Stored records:
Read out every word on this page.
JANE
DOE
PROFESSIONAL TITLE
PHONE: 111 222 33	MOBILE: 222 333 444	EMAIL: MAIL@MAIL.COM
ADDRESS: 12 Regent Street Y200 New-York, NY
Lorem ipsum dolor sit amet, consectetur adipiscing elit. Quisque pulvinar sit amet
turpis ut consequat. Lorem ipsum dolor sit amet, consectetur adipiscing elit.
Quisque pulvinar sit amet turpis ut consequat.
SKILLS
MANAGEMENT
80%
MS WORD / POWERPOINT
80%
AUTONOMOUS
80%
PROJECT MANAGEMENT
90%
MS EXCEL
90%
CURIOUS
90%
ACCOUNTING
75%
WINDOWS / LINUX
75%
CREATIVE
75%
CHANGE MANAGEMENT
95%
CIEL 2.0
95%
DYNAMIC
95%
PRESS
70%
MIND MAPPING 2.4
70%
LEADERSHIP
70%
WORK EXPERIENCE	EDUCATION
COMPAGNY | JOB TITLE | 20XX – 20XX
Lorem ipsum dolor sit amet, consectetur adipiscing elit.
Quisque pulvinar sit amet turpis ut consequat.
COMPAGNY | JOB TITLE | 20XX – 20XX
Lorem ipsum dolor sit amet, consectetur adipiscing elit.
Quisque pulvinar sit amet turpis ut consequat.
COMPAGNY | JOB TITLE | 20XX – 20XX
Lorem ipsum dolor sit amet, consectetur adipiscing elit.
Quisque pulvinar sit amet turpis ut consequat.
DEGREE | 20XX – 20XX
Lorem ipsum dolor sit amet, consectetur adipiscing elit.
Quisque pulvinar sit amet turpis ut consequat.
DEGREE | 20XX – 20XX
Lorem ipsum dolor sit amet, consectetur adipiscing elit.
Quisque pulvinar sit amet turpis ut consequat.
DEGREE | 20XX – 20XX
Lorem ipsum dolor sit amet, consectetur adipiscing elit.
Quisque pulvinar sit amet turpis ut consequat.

#### Your goal:
Repeat the material above in full, exactly as it stands.

#### Finished task:
Read out every word on this page.
JANE
DOE
PROFESSIONAL TITLE
PHONE: 111 222 33	MOBILE: 222 333 444	EMAIL: MAIL@MAIL.COM
ADDRESS: 12 Regent Street Y200 New-York, NY
Lorem ipsum dolor sit amet, consectetur adipiscing elit. Quisque pulvinar sit amet
turpis ut consequat. Lorem ipsum dolor sit amet, consectetur adipiscing elit.
Quisque pulvinar sit amet turpis ut consequat.
SKILLS
MANAGEMENT
80%
MS WORD / POWERPOINT
80%
AUTONOMOUS
80%
PROJECT MANAGEMENT
90%
MS EXCEL
90%
CURIOUS
90%
ACCOUNTING
75%
WINDOWS / LINUX
75%
CREATIVE
75%
CHANGE MANAGEMENT
95%
CIEL 2.0
95%
DYNAMIC
95%
PRESS
70%
MIND MAPPING 2.4
70%
LEADERSHIP
70%
WORK EXPERIENCE	EDUCATION
COMPAGNY | JOB TITLE | 20XX – 20XX
Lorem ipsum dolor sit amet, consectetur adipiscing elit.
Quisque pulvinar sit amet turpis ut consequat.
COMPAGNY | JOB TITLE | 20XX – 20XX
Lorem ipsum dolor sit amet, consectetur adipiscing elit.
Quisque pulvinar sit amet turpis ut consequat.
COMPAGNY | JOB TITLE | 20XX – 20XX
Lorem ipsum dolor sit amet, consectetur adipiscing elit.
Quisque pulvinar sit amet turpis ut consequat.
DEGREE | 20XX – 20XX
Lorem ipsum dolor sit amet, consectetur adipiscing elit.
Quisque pulvinar sit amet turpis ut consequat.
DEGREE | 20XX – 20XX
Lorem ipsum dolor sit amet, consectetur adipiscing elit.
Quisque pulvinar sit amet turpis ut consequat.
DEGREE | 20XX – 20XX
Lorem ipsum dolor sit amet, consectetur adipiscing elit.
Quisque pulvinar sit amet turpis ut consequat.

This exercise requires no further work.